All of the data below must be repeated exactly.

━━━━━ Task input

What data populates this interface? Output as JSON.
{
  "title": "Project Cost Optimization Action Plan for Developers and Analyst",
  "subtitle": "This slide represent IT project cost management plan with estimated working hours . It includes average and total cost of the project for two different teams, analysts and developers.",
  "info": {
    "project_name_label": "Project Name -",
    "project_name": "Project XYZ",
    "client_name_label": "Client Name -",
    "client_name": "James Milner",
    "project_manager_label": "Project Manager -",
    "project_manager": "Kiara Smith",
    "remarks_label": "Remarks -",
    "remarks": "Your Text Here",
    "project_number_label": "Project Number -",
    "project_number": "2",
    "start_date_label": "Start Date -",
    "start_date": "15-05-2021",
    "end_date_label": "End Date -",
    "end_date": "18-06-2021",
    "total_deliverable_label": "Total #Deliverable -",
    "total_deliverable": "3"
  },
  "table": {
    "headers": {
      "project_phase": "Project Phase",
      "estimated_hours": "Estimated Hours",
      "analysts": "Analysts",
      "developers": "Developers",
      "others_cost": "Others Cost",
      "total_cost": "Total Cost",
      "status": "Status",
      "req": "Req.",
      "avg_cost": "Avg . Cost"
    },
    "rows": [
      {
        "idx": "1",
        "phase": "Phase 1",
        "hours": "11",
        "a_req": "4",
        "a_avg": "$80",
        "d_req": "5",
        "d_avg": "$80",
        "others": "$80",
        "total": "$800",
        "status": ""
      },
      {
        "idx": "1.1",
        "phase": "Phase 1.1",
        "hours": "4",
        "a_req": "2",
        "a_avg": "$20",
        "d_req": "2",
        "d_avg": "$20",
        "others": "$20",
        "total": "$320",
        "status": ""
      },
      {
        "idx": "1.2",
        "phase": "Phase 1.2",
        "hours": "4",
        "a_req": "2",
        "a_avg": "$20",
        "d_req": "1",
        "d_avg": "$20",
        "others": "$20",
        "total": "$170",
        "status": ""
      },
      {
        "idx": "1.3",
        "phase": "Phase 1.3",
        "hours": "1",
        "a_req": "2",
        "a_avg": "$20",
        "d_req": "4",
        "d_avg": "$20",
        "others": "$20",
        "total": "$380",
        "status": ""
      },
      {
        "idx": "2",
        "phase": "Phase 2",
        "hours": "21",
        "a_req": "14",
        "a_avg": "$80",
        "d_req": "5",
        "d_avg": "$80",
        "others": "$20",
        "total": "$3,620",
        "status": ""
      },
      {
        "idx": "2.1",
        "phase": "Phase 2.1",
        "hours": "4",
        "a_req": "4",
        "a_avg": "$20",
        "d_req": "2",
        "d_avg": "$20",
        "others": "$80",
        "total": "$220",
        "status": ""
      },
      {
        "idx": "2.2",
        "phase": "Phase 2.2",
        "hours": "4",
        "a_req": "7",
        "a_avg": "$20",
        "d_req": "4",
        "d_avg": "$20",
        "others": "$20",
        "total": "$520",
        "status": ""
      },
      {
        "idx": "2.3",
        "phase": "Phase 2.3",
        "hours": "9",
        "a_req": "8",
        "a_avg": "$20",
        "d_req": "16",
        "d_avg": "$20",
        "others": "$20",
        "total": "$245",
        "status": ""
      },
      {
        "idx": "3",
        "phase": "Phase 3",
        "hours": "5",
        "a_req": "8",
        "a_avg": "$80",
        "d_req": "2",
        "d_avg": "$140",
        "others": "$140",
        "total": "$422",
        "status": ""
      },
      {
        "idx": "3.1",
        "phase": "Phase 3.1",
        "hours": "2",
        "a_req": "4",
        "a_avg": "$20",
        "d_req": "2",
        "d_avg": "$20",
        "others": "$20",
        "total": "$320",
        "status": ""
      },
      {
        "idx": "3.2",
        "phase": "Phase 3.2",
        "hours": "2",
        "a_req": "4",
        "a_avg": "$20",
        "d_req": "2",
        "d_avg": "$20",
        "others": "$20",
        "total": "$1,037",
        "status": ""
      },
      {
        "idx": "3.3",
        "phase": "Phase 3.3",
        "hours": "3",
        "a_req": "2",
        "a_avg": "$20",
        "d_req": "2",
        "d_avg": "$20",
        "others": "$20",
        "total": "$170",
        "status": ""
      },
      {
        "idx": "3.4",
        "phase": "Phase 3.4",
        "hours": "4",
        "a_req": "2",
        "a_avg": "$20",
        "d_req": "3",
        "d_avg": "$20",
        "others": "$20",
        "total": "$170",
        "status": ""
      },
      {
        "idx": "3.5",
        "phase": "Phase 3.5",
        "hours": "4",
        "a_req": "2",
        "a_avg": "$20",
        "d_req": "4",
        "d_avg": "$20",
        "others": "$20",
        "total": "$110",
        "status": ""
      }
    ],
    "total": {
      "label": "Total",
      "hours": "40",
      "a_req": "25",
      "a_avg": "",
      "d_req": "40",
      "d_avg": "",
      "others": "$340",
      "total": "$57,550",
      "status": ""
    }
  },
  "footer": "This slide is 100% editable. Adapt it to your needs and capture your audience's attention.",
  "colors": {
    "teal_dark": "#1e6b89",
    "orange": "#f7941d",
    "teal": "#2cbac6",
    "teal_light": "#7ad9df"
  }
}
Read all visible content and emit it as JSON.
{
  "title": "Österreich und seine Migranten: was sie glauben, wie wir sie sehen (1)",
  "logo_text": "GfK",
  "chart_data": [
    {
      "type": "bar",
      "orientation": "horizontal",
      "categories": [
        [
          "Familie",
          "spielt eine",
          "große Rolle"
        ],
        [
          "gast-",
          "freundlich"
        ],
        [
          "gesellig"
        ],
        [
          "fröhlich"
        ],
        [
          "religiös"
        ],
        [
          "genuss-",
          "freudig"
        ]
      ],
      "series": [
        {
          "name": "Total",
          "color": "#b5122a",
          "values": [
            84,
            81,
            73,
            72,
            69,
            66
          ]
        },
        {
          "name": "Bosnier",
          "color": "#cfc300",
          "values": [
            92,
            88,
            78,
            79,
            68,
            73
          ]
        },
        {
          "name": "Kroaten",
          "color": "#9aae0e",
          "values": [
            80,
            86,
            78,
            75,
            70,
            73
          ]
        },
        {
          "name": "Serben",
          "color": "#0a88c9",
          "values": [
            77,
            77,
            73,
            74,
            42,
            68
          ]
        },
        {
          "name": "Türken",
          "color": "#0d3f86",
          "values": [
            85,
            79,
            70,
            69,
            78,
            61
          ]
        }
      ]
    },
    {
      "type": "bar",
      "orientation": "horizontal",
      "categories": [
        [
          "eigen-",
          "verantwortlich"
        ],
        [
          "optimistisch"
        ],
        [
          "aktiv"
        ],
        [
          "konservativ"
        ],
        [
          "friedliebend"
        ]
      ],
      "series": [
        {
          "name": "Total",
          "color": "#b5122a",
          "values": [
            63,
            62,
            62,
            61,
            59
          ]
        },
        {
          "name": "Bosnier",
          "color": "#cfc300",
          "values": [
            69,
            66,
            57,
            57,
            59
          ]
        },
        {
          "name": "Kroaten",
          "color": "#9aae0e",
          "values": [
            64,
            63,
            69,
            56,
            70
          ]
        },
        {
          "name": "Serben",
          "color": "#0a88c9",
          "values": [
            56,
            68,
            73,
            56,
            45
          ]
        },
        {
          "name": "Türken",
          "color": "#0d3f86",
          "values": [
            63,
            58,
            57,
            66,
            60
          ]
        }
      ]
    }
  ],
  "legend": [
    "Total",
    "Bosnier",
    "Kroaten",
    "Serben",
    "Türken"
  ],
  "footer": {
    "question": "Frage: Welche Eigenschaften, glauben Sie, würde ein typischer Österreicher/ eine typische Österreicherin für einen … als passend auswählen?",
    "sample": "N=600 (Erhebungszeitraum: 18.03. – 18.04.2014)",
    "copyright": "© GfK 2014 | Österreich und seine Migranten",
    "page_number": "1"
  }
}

━━━━━━━━━━

(Response below):
What data populates this interface? Output as JSON.
{
  "title": "Project Cost Optimization Action Plan for Developers and Analyst",
  "subtitle": "This slide represent IT project cost management plan with estimated working hours . It includes average and total cost of the project for two different teams, analysts and developers.",
  "info": {
    "project_name_label": "Project Name -",
    "project_name": "Project XYZ",
    "client_name_label": "Client Name -",
    "client_name": "James Milner",
    "project_manager_label": "Project Manager -",
    "project_manager": "Kiara Smith",
    "remarks_label": "Remarks -",
    "remarks": "Your Text Here",
    "project_number_label": "Project Number -",
    "project_number": "2",
    "start_date_label": "Start Date -",
    "start_date": "15-05-2021",
    "end_date_label": "End Date -",
    "end_date": "18-06-2021",
    "total_deliverable_label": "Total #Deliverable -",
    "total_deliverable": "3"
  },
  "table": {
    "headers": {
      "project_phase": "Project Phase",
      "estimated_hours": "Estimated Hours",
      "analysts": "Analysts",
      "developers": "Developers",
      "others_cost": "Others Cost",
      "total_cost": "Total Cost",
      "status": "Status",
      "req": "Req.",
      "avg_cost": "Avg . Cost"
    },
    "rows": [
      {
        "idx": "1",
        "phase": "Phase 1",
        "hours": "11",
        "a_req": "4",
        "a_avg": "$80",
        "d_req": "5",
        "d_avg": "$80",
        "others": "$80",
        "total": "$800",
        "status": ""
      },
      {
        "idx": "1.1",
        "phase": "Phase 1.1",
        "hours": "4",
        "a_req": "2",
        "a_avg": "$20",
        "d_req": "2",
        "d_avg": "$20",
        "others": "$20",
        "total": "$320",
        "status": ""
      },
      {
        "idx": "1.2",
        "phase": "Phase 1.2",
        "hours": "4",
        "a_req": "2",
        "a_avg": "$20",
        "d_req": "1",
        "d_avg": "$20",
        "others": "$20",
        "total": "$170",
        "status": ""
      },
      {
        "idx": "1.3",
        "phase": "Phase 1.3",
        "hours": "1",
        "a_req": "2",
        "a_avg": "$20",
        "d_req": "4",
        "d_avg": "$20",
        "others": "$20",
        "total": "$380",
        "status": ""
      },
      {
        "idx": "2",
        "phase": "Phase 2",
        "hours": "21",
        "a_req": "14",
        "a_avg": "$80",
        "d_req": "5",
        "d_avg": "$80",
        "others": "$20",
        "total": "$3,620",
        "status": ""
      },
      {
        "idx": "2.1",
        "phase": "Phase 2.1",
        "hours": "4",
        "a_req": "4",
        "a_avg": "$20",
        "d_req": "2",
        "d_avg": "$20",
        "others": "$80",
        "total": "$220",
        "status": ""
      },
      {
        "idx": "2.2",
        "phase": "Phase 2.2",
        "hours": "4",
        "a_req": "7",
        "a_avg": "$20",
        "d_req": "4",
        "d_avg": "$20",
        "others": "$20",
        "total": "$520",
        "status": ""
      },
      {
        "idx": "2.3",
        "phase": "Phase 2.3",
        "hours": "9",
        "a_req": "8",
        "a_avg": "$20",
        "d_req": "16",
        "d_avg": "$20",
        "others": "$20",
        "total": "$245",
        "status": ""
      },
      {
        "idx": "3",
        "phase": "Phase 3",
        "hours": "5",
        "a_req": "8",
        "a_avg": "$80",
        "d_req": "2",
        "d_avg": "$140",
        "others": "$140",
        "total": "$422",
        "status": ""
      },
      {
        "idx": "3.1",
        "phase": "Phase 3.1",
        "hours": "2",
        "a_req": "4",
        "a_avg": "$20",
        "d_req": "2",
        "d_avg": "$20",
        "others": "$20",
        "total": "$320",
        "status": ""
      },
      {
        "idx": "3.2",
        "phase": "Phase 3.2",
        "hours": "2",
        "a_req": "4",
        "a_avg": "$20",
        "d_req": "2",
        "d_avg": "$20",
        "others": "$20",
        "total": "$1,037",
        "status": ""
      },
      {
        "idx": "3.3",
        "phase": "Phase 3.3",
        "hours": "3",
        "a_req": "2",
        "a_avg": "$20",
        "d_req": "2",
        "d_avg": "$20",
        "others": "$20",
        "total": "$170",
        "status": ""
      },
      {
        "idx": "3.4",
        "phase": "Phase 3.4",
        "hours": "4",
        "a_req": "2",
        "a_avg": "$20",
        "d_req": "3",
        "d_avg": "$20",
        "others": "$20",
        "total": "$170",
        "status": ""
      },
      {
        "idx": "3.5",
        "phase": "Phase 3.5",
        "hours": "4",
        "a_req": "2",
        "a_avg": "$20",
        "d_req": "4",
        "d_avg": "$20",
        "others": "$20",
        "total": "$110",
        "status": ""
      }
    ],
    "total": {
      "label": "Total",
      "hours": "40",
      "a_req": "25",
      "a_avg": "",
      "d_req": "40",
      "d_avg": "",
      "others": "$340",
      "total": "$57,550",
      "status": ""
    }
  },
  "footer": "This slide is 100% editable. Adapt it to your needs and capture your audience's attention.",
  "colors": {
    "teal_dark": "#1e6b89",
    "orange": "#f7941d",
    "teal": "#2cbac6",
    "teal_light": "#7ad9df"
  }
}
Read all visible content and emit it as JSON.
{
  "title": "Österreich und seine Migranten: was sie glauben, wie wir sie sehen (1)",
  "logo_text": "GfK",
  "chart_data": [
    {
      "type": "bar",
      "orientation": "horizontal",
      "categories": [
        [
          "Familie",
          "spielt eine",
          "große Rolle"
        ],
        [
          "gast-",
          "freundlich"
        ],
        [
          "gesellig"
        ],
        [
          "fröhlich"
        ],
        [
          "religiös"
        ],
        [
          "genuss-",
          "freudig"
        ]
      ],
      "series": [
        {
          "name": "Total",
          "color": "#b5122a",
          "values": [
            84,
            81,
            73,
            72,
            69,
            66
          ]
        },
        {
          "name": "Bosnier",
          "color": "#cfc300",
          "values": [
            92,
            88,
            78,
            79,
            68,
            73
          ]
        },
        {
          "name": "Kroaten",
          "color": "#9aae0e",
          "values": [
            80,
            86,
            78,
            75,
            70,
            73
          ]
        },
        {
          "name": "Serben",
          "color": "#0a88c9",
          "values": [
            77,
            77,
            73,
            74,
            42,
            68
          ]
        },
        {
          "name": "Türken",
          "color": "#0d3f86",
          "values": [
            85,
            79,
            70,
            69,
            78,
            61
          ]
        }
      ]
    },
    {
      "type": "bar",
      "orientation": "horizontal",
      "categories": [
        [
          "eigen-",
          "verantwortlich"
        ],
        [
          "optimistisch"
        ],
        [
          "aktiv"
        ],
        [
          "konservativ"
        ],
        [
          "friedliebend"
        ]
      ],
      "series": [
        {
          "name": "Total",
          "color": "#b5122a",
          "values": [
            63,
            62,
            62,
            61,
            59
          ]
        },
        {
          "name": "Bosnier",
          "color": "#cfc300",
          "values": [
            69,
            66,
            57,
            57,
            59
          ]
        },
        {
          "name": "Kroaten",
          "color": "#9aae0e",
          "values": [
            64,
            63,
            69,
            56,
            70
          ]
        },
        {
          "name": "Serben",
          "color": "#0a88c9",
          "values": [
            56,
            68,
            73,
            56,
            45
          ]
        },
        {
          "name": "Türken",
          "color": "#0d3f86",
          "values": [
            63,
            58,
            57,
            66,
            60
          ]
        }
      ]
    }
  ],
  "legend": [
    "Total",
    "Bosnier",
    "Kroaten",
    "Serben",
    "Türken"
  ],
  "footer": {
    "question": "Frage: Welche Eigenschaften, glauben Sie, würde ein typischer Österreicher/ eine typische Österreicherin für einen … als passend auswählen?",
    "sample": "N=600 (Erhebungszeitraum: 18.03. – 18.04.2014)",
    "copyright": "© GfK 2014 | Österreich und seine Migranten",
    "page_number": "1"
  }
}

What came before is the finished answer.